• WHAT THIS TASK INVOLVES: Show every line that has the string "anestesisykepleierne" in it.

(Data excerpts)
——
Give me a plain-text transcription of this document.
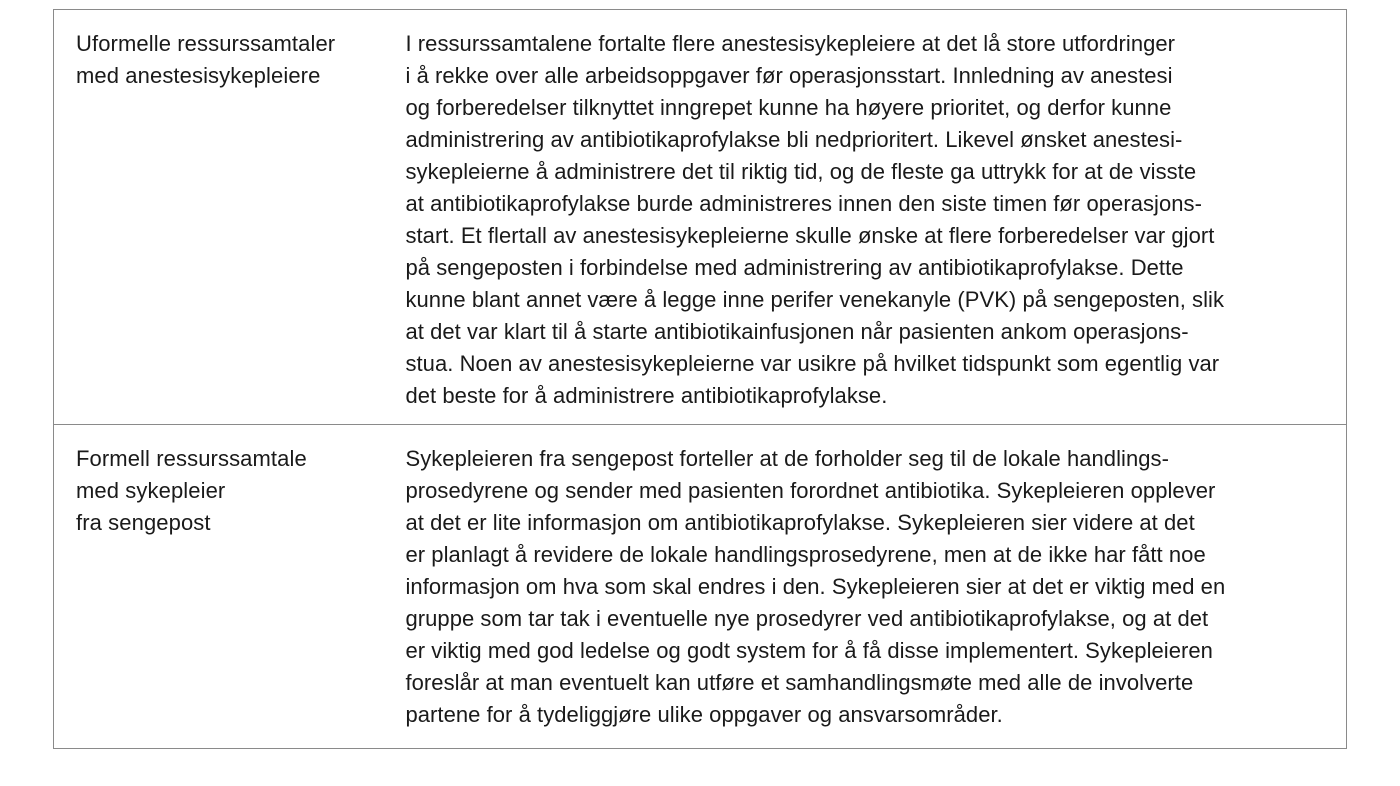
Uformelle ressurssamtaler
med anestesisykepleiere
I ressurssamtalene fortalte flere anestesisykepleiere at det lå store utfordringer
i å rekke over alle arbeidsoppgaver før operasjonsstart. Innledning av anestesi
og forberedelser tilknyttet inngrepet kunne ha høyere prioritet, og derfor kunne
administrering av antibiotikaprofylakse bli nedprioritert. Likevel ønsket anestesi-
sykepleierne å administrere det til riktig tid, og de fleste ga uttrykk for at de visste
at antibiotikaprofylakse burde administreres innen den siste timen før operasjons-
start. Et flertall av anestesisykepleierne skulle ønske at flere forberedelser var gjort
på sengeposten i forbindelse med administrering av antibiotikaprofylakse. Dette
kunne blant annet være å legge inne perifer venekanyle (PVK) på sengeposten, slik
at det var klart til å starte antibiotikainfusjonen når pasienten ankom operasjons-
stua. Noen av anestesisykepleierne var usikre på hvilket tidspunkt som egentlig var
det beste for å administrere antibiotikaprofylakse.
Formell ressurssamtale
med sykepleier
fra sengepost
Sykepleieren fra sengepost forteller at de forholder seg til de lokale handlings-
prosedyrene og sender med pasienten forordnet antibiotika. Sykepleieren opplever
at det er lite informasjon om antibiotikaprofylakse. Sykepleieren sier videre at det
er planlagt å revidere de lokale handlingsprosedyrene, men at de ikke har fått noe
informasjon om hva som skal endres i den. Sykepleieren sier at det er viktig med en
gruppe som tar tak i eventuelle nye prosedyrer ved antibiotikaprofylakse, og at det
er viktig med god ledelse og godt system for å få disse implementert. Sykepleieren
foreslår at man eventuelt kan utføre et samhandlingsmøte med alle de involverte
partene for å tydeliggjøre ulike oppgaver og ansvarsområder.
——
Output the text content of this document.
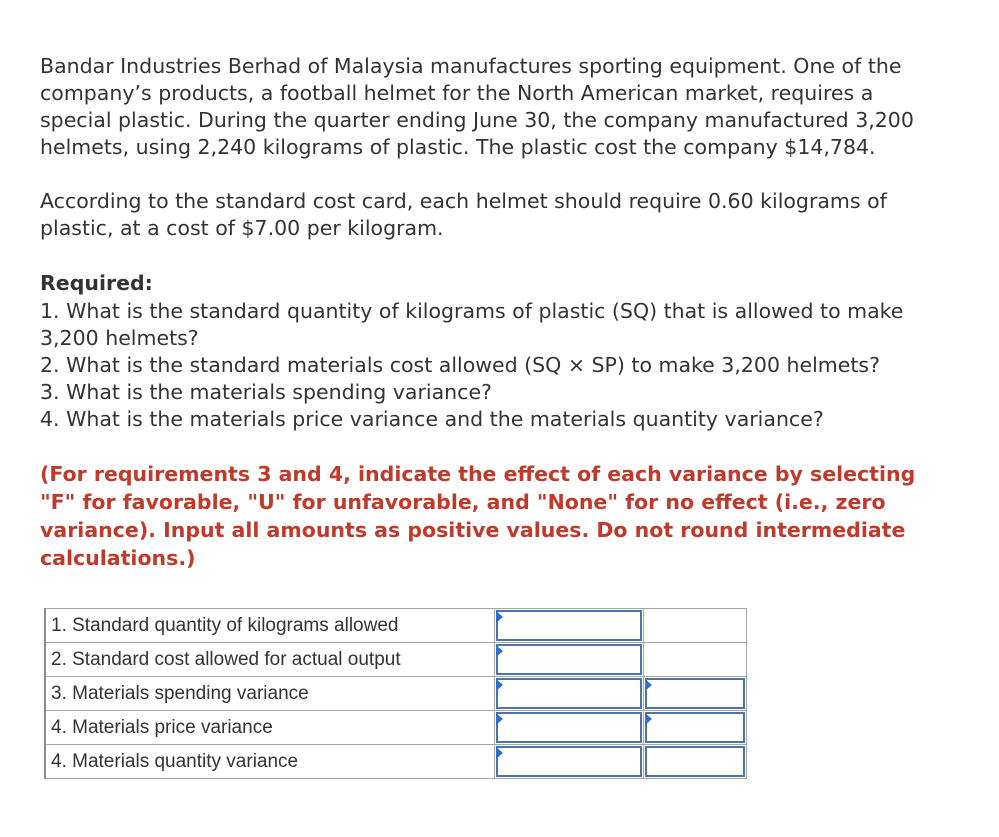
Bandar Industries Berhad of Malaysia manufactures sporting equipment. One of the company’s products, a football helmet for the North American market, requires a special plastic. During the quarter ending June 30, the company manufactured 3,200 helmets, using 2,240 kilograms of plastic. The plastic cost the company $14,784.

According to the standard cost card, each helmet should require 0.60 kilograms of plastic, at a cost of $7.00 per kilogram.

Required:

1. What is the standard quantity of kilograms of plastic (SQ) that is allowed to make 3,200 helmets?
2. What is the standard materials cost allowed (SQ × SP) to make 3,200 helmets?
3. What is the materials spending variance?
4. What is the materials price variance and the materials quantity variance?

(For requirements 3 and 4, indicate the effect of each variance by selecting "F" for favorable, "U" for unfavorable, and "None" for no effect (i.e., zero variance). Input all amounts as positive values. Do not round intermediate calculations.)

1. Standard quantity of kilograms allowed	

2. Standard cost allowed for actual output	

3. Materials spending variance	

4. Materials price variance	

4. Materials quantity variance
——
• FULL ANSWER:
start. Et flertall av anestesisykepleierne skulle ønske at flere forberedelser var gjort
stua. Noen av anestesisykepleierne var usikre på hvilket tidspunkt som egentlig var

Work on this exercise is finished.